• **RECORDS PROVIDED**
------------------------------
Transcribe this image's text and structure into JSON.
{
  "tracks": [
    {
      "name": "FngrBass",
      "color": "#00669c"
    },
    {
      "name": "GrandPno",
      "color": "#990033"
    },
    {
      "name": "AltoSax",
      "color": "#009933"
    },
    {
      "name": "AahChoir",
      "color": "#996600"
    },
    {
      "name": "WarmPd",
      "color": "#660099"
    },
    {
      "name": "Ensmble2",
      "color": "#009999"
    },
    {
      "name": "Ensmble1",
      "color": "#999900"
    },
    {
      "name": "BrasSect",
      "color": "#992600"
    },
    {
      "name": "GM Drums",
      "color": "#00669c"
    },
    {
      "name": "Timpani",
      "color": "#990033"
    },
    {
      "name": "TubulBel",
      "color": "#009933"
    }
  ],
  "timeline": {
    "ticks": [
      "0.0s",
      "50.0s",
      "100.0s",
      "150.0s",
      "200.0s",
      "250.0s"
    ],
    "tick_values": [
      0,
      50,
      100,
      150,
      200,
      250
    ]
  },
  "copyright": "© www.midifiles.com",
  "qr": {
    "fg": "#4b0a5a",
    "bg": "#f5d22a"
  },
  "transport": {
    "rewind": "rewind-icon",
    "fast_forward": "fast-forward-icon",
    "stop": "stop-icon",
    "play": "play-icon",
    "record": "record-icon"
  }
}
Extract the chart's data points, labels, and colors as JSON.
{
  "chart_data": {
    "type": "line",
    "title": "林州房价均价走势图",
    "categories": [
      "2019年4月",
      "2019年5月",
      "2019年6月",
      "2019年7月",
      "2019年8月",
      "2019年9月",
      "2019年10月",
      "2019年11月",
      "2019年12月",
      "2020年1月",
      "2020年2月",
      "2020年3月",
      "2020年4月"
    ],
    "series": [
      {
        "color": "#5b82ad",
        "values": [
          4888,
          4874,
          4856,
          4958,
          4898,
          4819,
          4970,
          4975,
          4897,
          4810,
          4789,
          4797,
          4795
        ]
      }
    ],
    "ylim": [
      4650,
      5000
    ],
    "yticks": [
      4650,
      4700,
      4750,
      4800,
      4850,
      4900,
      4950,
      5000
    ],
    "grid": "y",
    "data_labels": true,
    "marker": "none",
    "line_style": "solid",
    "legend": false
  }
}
------------------------------
• **EXERCISE**
Give the listing again, word for word.

• **SOLVED EXERCISE**
Transcribe this image's text and structure into JSON.
{
  "tracks": [
    {
      "name": "FngrBass",
      "color": "#00669c"
    },
    {
      "name": "GrandPno",
      "color": "#990033"
    },
    {
      "name": "AltoSax",
      "color": "#009933"
    },
    {
      "name": "AahChoir",
      "color": "#996600"
    },
    {
      "name": "WarmPd",
      "color": "#660099"
    },
    {
      "name": "Ensmble2",
      "color": "#009999"
    },
    {
      "name": "Ensmble1",
      "color": "#999900"
    },
    {
      "name": "BrasSect",
      "color": "#992600"
    },
    {
      "name": "GM Drums",
      "color": "#00669c"
    },
    {
      "name": "Timpani",
      "color": "#990033"
    },
    {
      "name": "TubulBel",
      "color": "#009933"
    }
  ],
  "timeline": {
    "ticks": [
      "0.0s",
      "50.0s",
      "100.0s",
      "150.0s",
      "200.0s",
      "250.0s"
    ],
    "tick_values": [
      0,
      50,
      100,
      150,
      200,
      250
    ]
  },
  "copyright": "© www.midifiles.com",
  "qr": {
    "fg": "#4b0a5a",
    "bg": "#f5d22a"
  },
  "transport": {
    "rewind": "rewind-icon",
    "fast_forward": "fast-forward-icon",
    "stop": "stop-icon",
    "play": "play-icon",
    "record": "record-icon"
  }
}
Extract the chart's data points, labels, and colors as JSON.
{
  "chart_data": {
    "type": "line",
    "title": "林州房价均价走势图",
    "categories": [
      "2019年4月",
      "2019年5月",
      "2019年6月",
      "2019年7月",
      "2019年8月",
      "2019年9月",
      "2019年10月",
      "2019年11月",
      "2019年12月",
      "2020年1月",
      "2020年2月",
      "2020年3月",
      "2020年4月"
    ],
    "series": [
      {
        "color": "#5b82ad",
        "values": [
          4888,
          4874,
          4856,
          4958,
          4898,
          4819,
          4970,
          4975,
          4897,
          4810,
          4789,
          4797,
          4795
        ]
      }
    ],
    "ylim": [
      4650,
      5000
    ],
    "yticks": [
      4650,
      4700,
      4750,
      4800,
      4850,
      4900,
      4950,
      5000
    ],
    "grid": "y",
    "data_labels": true,
    "marker": "none",
    "line_style": "solid",
    "legend": false
  }
}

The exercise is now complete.